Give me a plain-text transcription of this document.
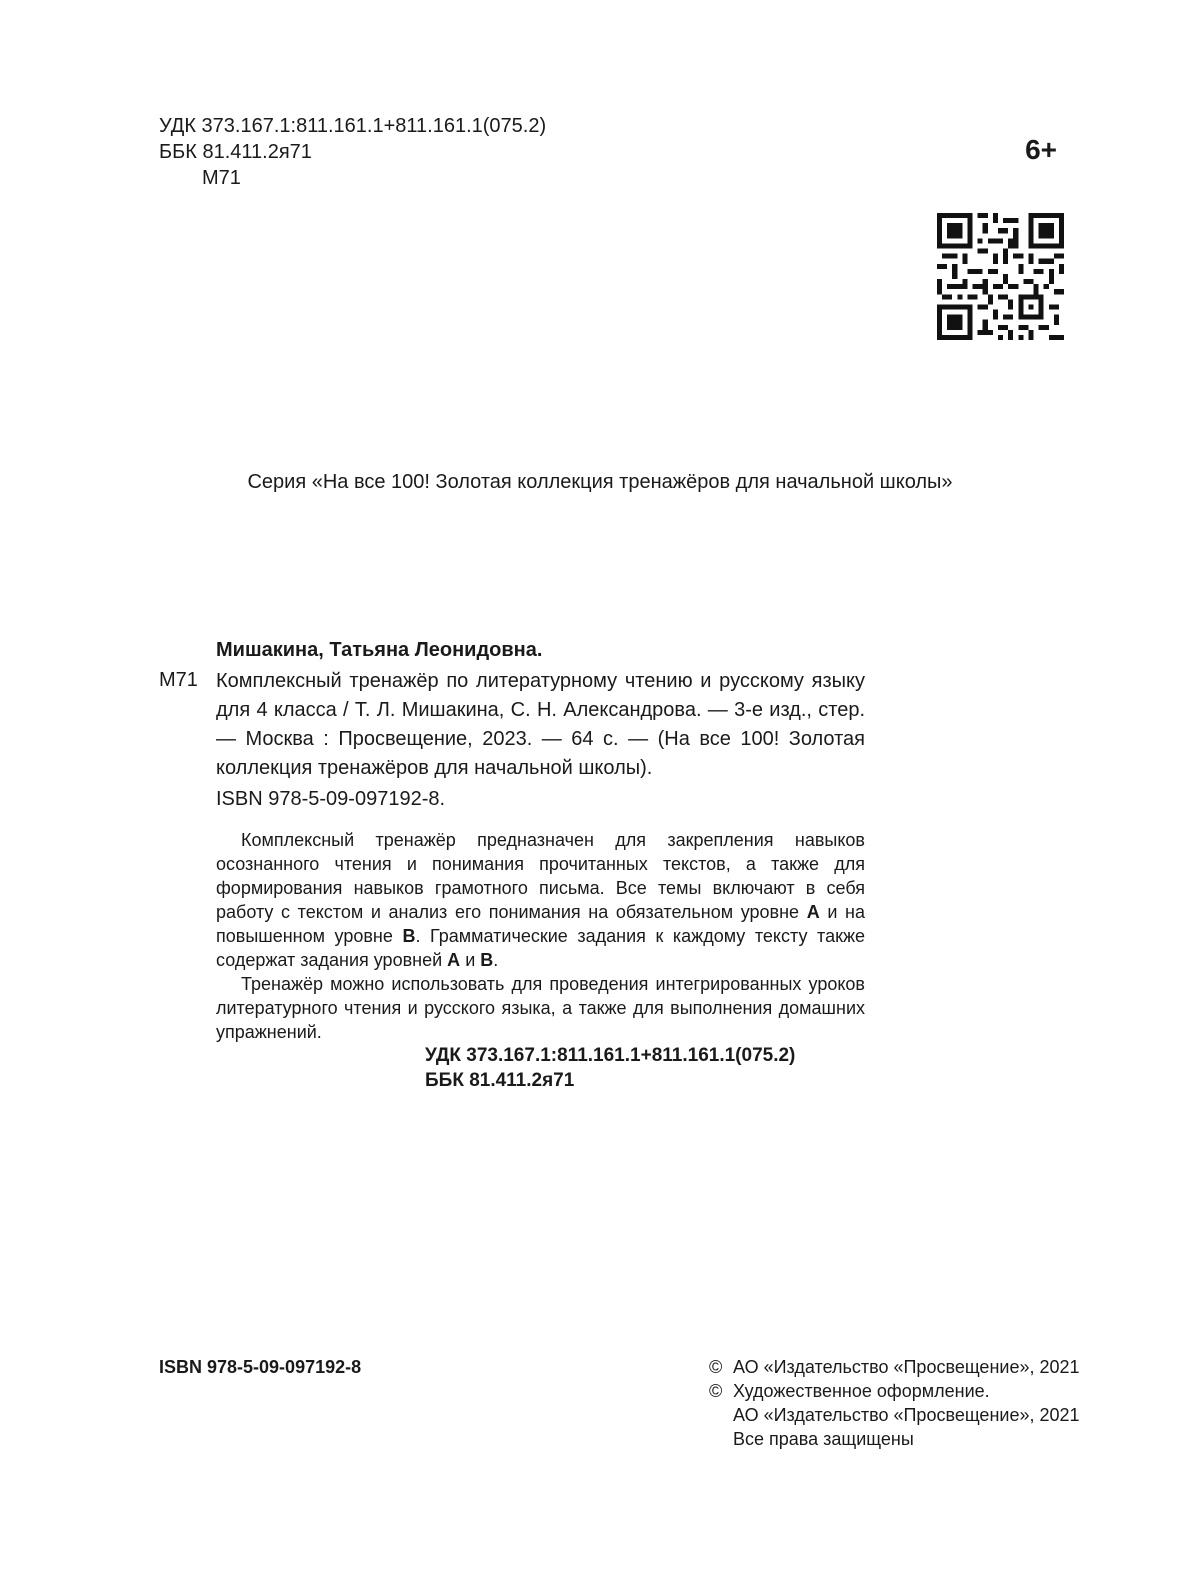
УДК 373.167.1:811.161.1+811.161.1(075.2)
ББК 81.411.2я71
М71
6+
Серия «На все 100! Золотая коллекция тренажёров для начальной школы»
Мишакина, Татьяна Леонидовна.
М71 Комплексный тренажёр по литературному чтению и русскому языку для 4 класса / Т. Л. Мишакина, С. Н. Александрова. — 3-е изд., стер. — Москва : Просвещение, 2023. — 64 с. — (На все 100! Золотая коллекция тренажёров для начальной школы).

ISBN 978-5-09-097192-8.

Комплексный тренажёр предназначен для закрепления навыков осознанного чтения и понимания прочитанных текстов, а также для формирования навыков грамотного письма. Все темы включают в себя работу с текстом и анализ его понимания на обязательном уровне А и на повышенном уровне В. Грамматические задания к каждому тексту также содержат задания уровней А и В.

Тренажёр можно использовать для проведения интегрированных уроков литературного чтения и русского языка, а также для выполнения домашних упражнений.

УДК 373.167.1:811.161.1+811.161.1(075.2)
ББК 81.411.2я71
ISBN 978-5-09-097192-8	© АО «Издательство «Просвещение», 2021
© Художественное оформление.
АО «Издательство «Просвещение», 2021
Все права защищены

• • • •

EXERCISE AIM: Restate the entire listing word for word, excluding pictures.

RESULT OF THIS EXERCISE:
Give me a plain-text transcription of this document.
УДК 373.167.1:811.161.1+811.161.1(075.2)
ББК 81.411.2я71
М71
6+
Серия «На все 100! Золотая коллекция тренажёров для начальной школы»
Мишакина, Татьяна Леонидовна.
М71 Комплексный тренажёр по литературному чтению и русскому языку для 4 класса / Т. Л. Мишакина, С. Н. Александрова. — 3-е изд., стер. — Москва : Просвещение, 2023. — 64 с. — (На все 100! Золотая коллекция тренажёров для начальной школы).

ISBN 978-5-09-097192-8.

Комплексный тренажёр предназначен для закрепления навыков осознанного чтения и понимания прочитанных текстов, а также для формирования навыков грамотного письма. Все темы включают в себя работу с текстом и анализ его понимания на обязательном уровне А и на повышенном уровне В. Грамматические задания к каждому тексту также содержат задания уровней А и В.

Тренажёр можно использовать для проведения интегрированных уроков литературного чтения и русского языка, а также для выполнения домашних упражнений.

УДК 373.167.1:811.161.1+811.161.1(075.2)
ББК 81.411.2я71
ISBN 978-5-09-097192-8	© АО «Издательство «Просвещение», 2021
© Художественное оформление.
АО «Издательство «Просвещение», 2021
Все права защищены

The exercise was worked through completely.